■ WHAT IS ASKED ■
Each line that holds the word "ECMWF" counts once. Give the total number of such lines and nothing else.

■ RECORDS TO PROCESS ■
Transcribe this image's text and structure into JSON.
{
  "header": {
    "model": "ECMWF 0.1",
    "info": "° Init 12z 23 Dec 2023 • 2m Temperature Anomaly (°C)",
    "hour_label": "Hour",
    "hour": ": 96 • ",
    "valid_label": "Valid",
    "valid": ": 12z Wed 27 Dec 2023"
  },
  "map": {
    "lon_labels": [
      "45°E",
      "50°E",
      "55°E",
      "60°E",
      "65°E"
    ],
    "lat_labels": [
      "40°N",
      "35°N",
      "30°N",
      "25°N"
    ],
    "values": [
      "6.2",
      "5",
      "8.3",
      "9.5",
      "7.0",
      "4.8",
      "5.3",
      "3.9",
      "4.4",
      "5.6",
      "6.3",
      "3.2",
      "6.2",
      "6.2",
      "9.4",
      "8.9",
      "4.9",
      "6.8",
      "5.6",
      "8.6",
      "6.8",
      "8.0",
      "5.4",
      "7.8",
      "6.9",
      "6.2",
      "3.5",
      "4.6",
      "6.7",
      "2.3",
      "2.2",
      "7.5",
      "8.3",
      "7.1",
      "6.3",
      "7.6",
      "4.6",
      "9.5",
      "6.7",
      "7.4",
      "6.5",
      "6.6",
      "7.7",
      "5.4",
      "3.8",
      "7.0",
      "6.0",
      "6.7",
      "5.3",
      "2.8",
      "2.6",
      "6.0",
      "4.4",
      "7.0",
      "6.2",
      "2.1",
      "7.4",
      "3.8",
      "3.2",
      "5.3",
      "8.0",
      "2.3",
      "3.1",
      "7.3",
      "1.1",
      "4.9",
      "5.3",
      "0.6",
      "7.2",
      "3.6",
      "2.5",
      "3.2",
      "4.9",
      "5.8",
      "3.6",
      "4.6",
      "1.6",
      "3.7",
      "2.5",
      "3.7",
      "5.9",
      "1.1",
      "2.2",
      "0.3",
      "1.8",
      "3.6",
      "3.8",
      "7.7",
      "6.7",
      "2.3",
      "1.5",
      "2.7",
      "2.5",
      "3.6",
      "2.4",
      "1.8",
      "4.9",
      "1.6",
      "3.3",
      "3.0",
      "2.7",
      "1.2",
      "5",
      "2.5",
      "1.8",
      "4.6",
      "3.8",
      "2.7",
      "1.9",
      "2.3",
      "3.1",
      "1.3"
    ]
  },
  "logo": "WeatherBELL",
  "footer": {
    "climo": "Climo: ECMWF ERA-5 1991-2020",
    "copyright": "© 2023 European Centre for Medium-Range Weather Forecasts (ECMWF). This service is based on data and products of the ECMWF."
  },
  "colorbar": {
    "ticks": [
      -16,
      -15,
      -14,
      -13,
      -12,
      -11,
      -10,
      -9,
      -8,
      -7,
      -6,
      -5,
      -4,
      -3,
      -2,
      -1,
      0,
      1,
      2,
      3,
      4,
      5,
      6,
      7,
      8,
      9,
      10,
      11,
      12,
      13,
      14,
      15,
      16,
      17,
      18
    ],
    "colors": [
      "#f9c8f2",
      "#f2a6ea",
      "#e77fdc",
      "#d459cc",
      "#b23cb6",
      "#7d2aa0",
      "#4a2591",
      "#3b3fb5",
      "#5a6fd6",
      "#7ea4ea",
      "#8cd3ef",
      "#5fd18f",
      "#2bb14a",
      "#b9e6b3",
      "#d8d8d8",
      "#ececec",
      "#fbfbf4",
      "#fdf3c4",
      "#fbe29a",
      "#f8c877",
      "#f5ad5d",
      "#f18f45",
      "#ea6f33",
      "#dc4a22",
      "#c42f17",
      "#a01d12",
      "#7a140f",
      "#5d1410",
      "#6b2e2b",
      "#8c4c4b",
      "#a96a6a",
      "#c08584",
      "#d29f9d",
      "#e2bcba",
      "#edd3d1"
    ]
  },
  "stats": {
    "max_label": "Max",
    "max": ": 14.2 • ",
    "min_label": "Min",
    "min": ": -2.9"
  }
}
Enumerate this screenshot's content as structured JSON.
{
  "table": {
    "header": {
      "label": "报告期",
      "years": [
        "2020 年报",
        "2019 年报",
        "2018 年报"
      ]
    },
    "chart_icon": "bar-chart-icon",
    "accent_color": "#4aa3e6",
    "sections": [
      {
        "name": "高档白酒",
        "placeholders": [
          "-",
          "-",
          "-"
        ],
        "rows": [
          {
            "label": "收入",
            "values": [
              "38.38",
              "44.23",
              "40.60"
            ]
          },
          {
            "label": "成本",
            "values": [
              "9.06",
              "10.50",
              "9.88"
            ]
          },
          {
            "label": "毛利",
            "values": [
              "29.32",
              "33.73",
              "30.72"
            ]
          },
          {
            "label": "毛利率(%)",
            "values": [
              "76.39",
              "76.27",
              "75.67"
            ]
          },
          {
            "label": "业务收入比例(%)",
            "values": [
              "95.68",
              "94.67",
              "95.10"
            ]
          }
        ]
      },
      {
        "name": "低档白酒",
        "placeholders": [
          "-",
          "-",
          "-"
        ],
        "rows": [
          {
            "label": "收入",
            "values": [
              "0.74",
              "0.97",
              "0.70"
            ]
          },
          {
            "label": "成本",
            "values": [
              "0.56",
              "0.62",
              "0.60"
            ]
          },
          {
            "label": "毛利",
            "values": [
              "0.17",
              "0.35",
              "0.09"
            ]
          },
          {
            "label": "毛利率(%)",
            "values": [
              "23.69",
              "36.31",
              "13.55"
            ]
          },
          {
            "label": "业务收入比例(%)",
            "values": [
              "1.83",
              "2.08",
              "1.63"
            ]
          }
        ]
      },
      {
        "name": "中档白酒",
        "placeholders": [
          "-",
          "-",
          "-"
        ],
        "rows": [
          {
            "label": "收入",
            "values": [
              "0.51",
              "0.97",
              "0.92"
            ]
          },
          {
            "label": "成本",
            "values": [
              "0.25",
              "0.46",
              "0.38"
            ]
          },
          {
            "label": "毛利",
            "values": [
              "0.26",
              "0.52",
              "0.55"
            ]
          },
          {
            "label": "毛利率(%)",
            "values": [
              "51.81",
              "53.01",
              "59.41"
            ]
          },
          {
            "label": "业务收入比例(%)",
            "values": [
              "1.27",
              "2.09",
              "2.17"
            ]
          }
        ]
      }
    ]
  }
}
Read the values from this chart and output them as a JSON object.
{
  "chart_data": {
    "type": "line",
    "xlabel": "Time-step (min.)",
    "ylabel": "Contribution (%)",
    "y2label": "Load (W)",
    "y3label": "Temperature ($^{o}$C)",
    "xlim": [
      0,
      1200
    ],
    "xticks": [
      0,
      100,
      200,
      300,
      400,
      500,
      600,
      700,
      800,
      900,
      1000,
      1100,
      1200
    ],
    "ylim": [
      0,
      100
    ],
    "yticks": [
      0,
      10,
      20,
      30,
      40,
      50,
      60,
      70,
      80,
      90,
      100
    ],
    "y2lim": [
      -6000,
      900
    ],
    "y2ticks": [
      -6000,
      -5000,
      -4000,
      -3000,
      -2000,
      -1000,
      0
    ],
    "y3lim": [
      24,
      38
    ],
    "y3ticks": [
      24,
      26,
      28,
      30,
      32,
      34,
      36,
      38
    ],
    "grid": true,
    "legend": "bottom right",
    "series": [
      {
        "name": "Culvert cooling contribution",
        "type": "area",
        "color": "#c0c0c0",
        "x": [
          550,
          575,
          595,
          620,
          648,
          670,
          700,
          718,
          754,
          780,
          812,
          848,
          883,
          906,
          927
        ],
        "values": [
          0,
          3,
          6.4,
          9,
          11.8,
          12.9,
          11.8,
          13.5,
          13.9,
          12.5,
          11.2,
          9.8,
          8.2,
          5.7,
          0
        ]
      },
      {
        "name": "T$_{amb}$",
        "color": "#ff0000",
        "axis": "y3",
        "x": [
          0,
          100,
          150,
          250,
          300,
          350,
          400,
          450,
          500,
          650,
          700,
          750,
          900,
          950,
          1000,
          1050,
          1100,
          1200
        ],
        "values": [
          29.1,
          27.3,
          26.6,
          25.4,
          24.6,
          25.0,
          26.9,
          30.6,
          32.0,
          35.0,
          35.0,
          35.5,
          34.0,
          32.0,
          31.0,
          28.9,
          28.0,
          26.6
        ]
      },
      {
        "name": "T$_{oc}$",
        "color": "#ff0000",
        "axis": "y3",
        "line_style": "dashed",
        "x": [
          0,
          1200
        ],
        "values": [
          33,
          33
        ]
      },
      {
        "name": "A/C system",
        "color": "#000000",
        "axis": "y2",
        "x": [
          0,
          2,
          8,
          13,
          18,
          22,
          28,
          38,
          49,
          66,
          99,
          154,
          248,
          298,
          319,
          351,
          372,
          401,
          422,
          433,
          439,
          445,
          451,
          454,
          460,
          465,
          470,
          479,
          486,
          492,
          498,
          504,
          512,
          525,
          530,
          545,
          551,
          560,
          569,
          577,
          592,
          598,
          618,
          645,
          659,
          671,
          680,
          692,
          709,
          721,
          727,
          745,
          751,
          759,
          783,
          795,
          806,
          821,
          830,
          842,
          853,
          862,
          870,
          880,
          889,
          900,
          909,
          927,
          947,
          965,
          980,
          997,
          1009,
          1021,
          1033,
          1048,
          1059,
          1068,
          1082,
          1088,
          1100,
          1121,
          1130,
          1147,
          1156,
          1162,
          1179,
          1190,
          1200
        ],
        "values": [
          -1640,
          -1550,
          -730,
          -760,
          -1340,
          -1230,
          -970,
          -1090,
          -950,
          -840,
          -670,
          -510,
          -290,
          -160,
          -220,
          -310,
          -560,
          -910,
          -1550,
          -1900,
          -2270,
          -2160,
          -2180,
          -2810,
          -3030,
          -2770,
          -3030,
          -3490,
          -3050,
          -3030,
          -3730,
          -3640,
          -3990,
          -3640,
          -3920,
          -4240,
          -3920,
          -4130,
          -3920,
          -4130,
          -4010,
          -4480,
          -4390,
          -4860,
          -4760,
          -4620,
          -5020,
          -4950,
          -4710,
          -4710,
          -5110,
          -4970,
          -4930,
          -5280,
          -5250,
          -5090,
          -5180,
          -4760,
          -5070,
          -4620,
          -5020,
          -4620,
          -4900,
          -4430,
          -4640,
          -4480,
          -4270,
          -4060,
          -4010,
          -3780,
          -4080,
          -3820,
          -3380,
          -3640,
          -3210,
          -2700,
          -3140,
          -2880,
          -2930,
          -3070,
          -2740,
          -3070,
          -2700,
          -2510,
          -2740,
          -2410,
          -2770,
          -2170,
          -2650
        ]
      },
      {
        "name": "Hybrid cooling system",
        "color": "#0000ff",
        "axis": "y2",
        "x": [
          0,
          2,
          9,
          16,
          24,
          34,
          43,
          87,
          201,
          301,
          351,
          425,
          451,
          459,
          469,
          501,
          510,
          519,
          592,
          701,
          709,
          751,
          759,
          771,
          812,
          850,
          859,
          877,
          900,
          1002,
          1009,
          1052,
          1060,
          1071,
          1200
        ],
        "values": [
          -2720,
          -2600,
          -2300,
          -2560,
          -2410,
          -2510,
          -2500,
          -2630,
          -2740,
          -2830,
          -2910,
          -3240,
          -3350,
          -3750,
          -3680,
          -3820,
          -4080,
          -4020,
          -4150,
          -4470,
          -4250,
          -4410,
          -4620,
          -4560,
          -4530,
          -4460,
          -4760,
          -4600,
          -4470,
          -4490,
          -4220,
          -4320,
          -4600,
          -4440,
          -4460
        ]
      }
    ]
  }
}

■ THE ANSWER ■
3